# What the task requires
The listing below should be copied in full, word for word.

# Extracted entries
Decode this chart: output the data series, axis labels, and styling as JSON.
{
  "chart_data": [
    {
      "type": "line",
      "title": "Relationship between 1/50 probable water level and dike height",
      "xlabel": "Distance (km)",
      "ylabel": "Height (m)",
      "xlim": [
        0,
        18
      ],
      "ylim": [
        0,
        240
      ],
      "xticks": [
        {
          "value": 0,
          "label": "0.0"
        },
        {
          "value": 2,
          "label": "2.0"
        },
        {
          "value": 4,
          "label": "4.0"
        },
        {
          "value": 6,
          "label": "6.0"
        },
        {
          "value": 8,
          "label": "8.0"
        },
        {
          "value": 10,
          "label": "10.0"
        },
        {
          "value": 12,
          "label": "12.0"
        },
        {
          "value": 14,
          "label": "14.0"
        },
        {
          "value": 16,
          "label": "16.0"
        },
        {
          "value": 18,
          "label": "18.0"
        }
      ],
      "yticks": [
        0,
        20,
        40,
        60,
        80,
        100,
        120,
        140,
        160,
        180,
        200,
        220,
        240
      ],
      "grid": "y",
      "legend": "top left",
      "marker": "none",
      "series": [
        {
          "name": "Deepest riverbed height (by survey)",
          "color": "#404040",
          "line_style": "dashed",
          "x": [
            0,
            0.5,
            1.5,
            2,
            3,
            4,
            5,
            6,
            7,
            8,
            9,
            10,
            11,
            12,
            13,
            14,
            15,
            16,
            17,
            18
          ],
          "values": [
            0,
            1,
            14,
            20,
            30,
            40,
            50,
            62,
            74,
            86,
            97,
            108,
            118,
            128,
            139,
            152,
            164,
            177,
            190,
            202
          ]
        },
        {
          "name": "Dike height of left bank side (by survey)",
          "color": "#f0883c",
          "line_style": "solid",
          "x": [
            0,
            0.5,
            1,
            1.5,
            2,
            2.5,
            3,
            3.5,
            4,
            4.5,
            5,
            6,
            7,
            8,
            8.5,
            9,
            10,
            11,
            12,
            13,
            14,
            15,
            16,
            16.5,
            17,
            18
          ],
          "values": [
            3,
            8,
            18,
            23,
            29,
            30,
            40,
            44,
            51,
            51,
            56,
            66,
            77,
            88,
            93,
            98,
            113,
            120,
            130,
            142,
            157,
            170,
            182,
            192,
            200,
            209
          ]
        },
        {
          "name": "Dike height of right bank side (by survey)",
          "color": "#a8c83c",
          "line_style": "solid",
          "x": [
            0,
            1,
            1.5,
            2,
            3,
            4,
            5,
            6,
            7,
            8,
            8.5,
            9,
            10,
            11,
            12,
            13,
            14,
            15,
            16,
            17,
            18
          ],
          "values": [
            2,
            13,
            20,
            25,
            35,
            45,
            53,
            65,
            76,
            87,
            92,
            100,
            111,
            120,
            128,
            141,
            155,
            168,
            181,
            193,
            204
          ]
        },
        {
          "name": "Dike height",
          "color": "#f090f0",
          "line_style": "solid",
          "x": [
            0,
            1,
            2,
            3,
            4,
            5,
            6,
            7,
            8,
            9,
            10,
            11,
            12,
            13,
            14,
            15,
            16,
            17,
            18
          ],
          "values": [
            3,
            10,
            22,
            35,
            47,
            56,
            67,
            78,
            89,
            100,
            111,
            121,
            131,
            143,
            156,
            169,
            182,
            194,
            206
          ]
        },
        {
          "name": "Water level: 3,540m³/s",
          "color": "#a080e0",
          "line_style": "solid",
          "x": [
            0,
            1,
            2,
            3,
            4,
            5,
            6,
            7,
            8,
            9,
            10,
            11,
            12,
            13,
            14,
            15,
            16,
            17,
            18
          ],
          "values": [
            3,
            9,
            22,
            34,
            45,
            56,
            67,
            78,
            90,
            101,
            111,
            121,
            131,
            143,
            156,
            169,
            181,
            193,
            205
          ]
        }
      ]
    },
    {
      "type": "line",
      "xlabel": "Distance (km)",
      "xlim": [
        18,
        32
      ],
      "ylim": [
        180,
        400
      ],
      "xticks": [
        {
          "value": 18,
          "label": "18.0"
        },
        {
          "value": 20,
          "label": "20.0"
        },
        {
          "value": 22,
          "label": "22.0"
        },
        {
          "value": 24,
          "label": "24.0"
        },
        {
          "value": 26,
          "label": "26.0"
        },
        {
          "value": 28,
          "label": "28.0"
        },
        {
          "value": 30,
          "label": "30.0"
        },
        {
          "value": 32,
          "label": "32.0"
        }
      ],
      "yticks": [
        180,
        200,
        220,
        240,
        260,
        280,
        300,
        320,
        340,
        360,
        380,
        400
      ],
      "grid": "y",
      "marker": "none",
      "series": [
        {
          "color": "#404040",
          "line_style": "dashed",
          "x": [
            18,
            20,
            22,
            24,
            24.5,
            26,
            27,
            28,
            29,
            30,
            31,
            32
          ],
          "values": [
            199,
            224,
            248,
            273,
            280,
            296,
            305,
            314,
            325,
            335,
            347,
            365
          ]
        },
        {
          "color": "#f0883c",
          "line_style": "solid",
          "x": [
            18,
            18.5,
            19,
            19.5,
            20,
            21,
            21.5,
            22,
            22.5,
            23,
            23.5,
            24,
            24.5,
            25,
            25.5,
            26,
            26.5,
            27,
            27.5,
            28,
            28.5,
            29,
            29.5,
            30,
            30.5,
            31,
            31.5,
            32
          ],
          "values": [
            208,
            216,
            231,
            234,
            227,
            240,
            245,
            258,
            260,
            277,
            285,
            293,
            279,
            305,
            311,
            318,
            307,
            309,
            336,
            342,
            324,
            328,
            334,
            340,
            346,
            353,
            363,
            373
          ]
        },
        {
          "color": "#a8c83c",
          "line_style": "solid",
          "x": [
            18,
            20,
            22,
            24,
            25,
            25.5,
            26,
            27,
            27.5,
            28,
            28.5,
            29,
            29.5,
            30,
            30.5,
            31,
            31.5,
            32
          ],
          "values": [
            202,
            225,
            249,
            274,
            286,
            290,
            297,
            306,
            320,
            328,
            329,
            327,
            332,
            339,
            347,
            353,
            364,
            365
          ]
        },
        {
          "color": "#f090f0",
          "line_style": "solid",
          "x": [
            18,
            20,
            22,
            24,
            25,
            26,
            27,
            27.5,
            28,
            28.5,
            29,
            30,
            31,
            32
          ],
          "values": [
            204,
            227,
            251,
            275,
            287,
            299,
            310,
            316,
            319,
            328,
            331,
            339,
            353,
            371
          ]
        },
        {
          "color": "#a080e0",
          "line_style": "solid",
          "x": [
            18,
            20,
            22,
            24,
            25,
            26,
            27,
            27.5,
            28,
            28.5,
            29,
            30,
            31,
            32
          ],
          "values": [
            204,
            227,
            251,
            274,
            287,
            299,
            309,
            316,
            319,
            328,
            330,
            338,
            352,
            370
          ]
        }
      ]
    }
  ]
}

# In response
Decode this chart: output the data series, axis labels, and styling as JSON.
{
  "chart_data": [
    {
      "type": "line",
      "title": "Relationship between 1/50 probable water level and dike height",
      "xlabel": "Distance (km)",
      "ylabel": "Height (m)",
      "xlim": [
        0,
        18
      ],
      "ylim": [
        0,
        240
      ],
      "xticks": [
        {
          "value": 0,
          "label": "0.0"
        },
        {
          "value": 2,
          "label": "2.0"
        },
        {
          "value": 4,
          "label": "4.0"
        },
        {
          "value": 6,
          "label": "6.0"
        },
        {
          "value": 8,
          "label": "8.0"
        },
        {
          "value": 10,
          "label": "10.0"
        },
        {
          "value": 12,
          "label": "12.0"
        },
        {
          "value": 14,
          "label": "14.0"
        },
        {
          "value": 16,
          "label": "16.0"
        },
        {
          "value": 18,
          "label": "18.0"
        }
      ],
      "yticks": [
        0,
        20,
        40,
        60,
        80,
        100,
        120,
        140,
        160,
        180,
        200,
        220,
        240
      ],
      "grid": "y",
      "legend": "top left",
      "marker": "none",
      "series": [
        {
          "name": "Deepest riverbed height (by survey)",
          "color": "#404040",
          "line_style": "dashed",
          "x": [
            0,
            0.5,
            1.5,
            2,
            3,
            4,
            5,
            6,
            7,
            8,
            9,
            10,
            11,
            12,
            13,
            14,
            15,
            16,
            17,
            18
          ],
          "values": [
            0,
            1,
            14,
            20,
            30,
            40,
            50,
            62,
            74,
            86,
            97,
            108,
            118,
            128,
            139,
            152,
            164,
            177,
            190,
            202
          ]
        },
        {
          "name": "Dike height of left bank side (by survey)",
          "color": "#f0883c",
          "line_style": "solid",
          "x": [
            0,
            0.5,
            1,
            1.5,
            2,
            2.5,
            3,
            3.5,
            4,
            4.5,
            5,
            6,
            7,
            8,
            8.5,
            9,
            10,
            11,
            12,
            13,
            14,
            15,
            16,
            16.5,
            17,
            18
          ],
          "values": [
            3,
            8,
            18,
            23,
            29,
            30,
            40,
            44,
            51,
            51,
            56,
            66,
            77,
            88,
            93,
            98,
            113,
            120,
            130,
            142,
            157,
            170,
            182,
            192,
            200,
            209
          ]
        },
        {
          "name": "Dike height of right bank side (by survey)",
          "color": "#a8c83c",
          "line_style": "solid",
          "x": [
            0,
            1,
            1.5,
            2,
            3,
            4,
            5,
            6,
            7,
            8,
            8.5,
            9,
            10,
            11,
            12,
            13,
            14,
            15,
            16,
            17,
            18
          ],
          "values": [
            2,
            13,
            20,
            25,
            35,
            45,
            53,
            65,
            76,
            87,
            92,
            100,
            111,
            120,
            128,
            141,
            155,
            168,
            181,
            193,
            204
          ]
        },
        {
          "name": "Dike height",
          "color": "#f090f0",
          "line_style": "solid",
          "x": [
            0,
            1,
            2,
            3,
            4,
            5,
            6,
            7,
            8,
            9,
            10,
            11,
            12,
            13,
            14,
            15,
            16,
            17,
            18
          ],
          "values": [
            3,
            10,
            22,
            35,
            47,
            56,
            67,
            78,
            89,
            100,
            111,
            121,
            131,
            143,
            156,
            169,
            182,
            194,
            206
          ]
        },
        {
          "name": "Water level: 3,540m³/s",
          "color": "#a080e0",
          "line_style": "solid",
          "x": [
            0,
            1,
            2,
            3,
            4,
            5,
            6,
            7,
            8,
            9,
            10,
            11,
            12,
            13,
            14,
            15,
            16,
            17,
            18
          ],
          "values": [
            3,
            9,
            22,
            34,
            45,
            56,
            67,
            78,
            90,
            101,
            111,
            121,
            131,
            143,
            156,
            169,
            181,
            193,
            205
          ]
        }
      ]
    },
    {
      "type": "line",
      "xlabel": "Distance (km)",
      "xlim": [
        18,
        32
      ],
      "ylim": [
        180,
        400
      ],
      "xticks": [
        {
          "value": 18,
          "label": "18.0"
        },
        {
          "value": 20,
          "label": "20.0"
        },
        {
          "value": 22,
          "label": "22.0"
        },
        {
          "value": 24,
          "label": "24.0"
        },
        {
          "value": 26,
          "label": "26.0"
        },
        {
          "value": 28,
          "label": "28.0"
        },
        {
          "value": 30,
          "label": "30.0"
        },
        {
          "value": 32,
          "label": "32.0"
        }
      ],
      "yticks": [
        180,
        200,
        220,
        240,
        260,
        280,
        300,
        320,
        340,
        360,
        380,
        400
      ],
      "grid": "y",
      "marker": "none",
      "series": [
        {
          "color": "#404040",
          "line_style": "dashed",
          "x": [
            18,
            20,
            22,
            24,
            24.5,
            26,
            27,
            28,
            29,
            30,
            31,
            32
          ],
          "values": [
            199,
            224,
            248,
            273,
            280,
            296,
            305,
            314,
            325,
            335,
            347,
            365
          ]
        },
        {
          "color": "#f0883c",
          "line_style": "solid",
          "x": [
            18,
            18.5,
            19,
            19.5,
            20,
            21,
            21.5,
            22,
            22.5,
            23,
            23.5,
            24,
            24.5,
            25,
            25.5,
            26,
            26.5,
            27,
            27.5,
            28,
            28.5,
            29,
            29.5,
            30,
            30.5,
            31,
            31.5,
            32
          ],
          "values": [
            208,
            216,
            231,
            234,
            227,
            240,
            245,
            258,
            260,
            277,
            285,
            293,
            279,
            305,
            311,
            318,
            307,
            309,
            336,
            342,
            324,
            328,
            334,
            340,
            346,
            353,
            363,
            373
          ]
        },
        {
          "color": "#a8c83c",
          "line_style": "solid",
          "x": [
            18,
            20,
            22,
            24,
            25,
            25.5,
            26,
            27,
            27.5,
            28,
            28.5,
            29,
            29.5,
            30,
            30.5,
            31,
            31.5,
            32
          ],
          "values": [
            202,
            225,
            249,
            274,
            286,
            290,
            297,
            306,
            320,
            328,
            329,
            327,
            332,
            339,
            347,
            353,
            364,
            365
          ]
        },
        {
          "color": "#f090f0",
          "line_style": "solid",
          "x": [
            18,
            20,
            22,
            24,
            25,
            26,
            27,
            27.5,
            28,
            28.5,
            29,
            30,
            31,
            32
          ],
          "values": [
            204,
            227,
            251,
            275,
            287,
            299,
            310,
            316,
            319,
            328,
            331,
            339,
            353,
            371
          ]
        },
        {
          "color": "#a080e0",
          "line_style": "solid",
          "x": [
            18,
            20,
            22,
            24,
            25,
            26,
            27,
            27.5,
            28,
            28.5,
            29,
            30,
            31,
            32
          ],
          "values": [
            204,
            227,
            251,
            274,
            287,
            299,
            309,
            316,
            319,
            328,
            330,
            338,
            352,
            370
          ]
        }
      ]
    }
  ]
}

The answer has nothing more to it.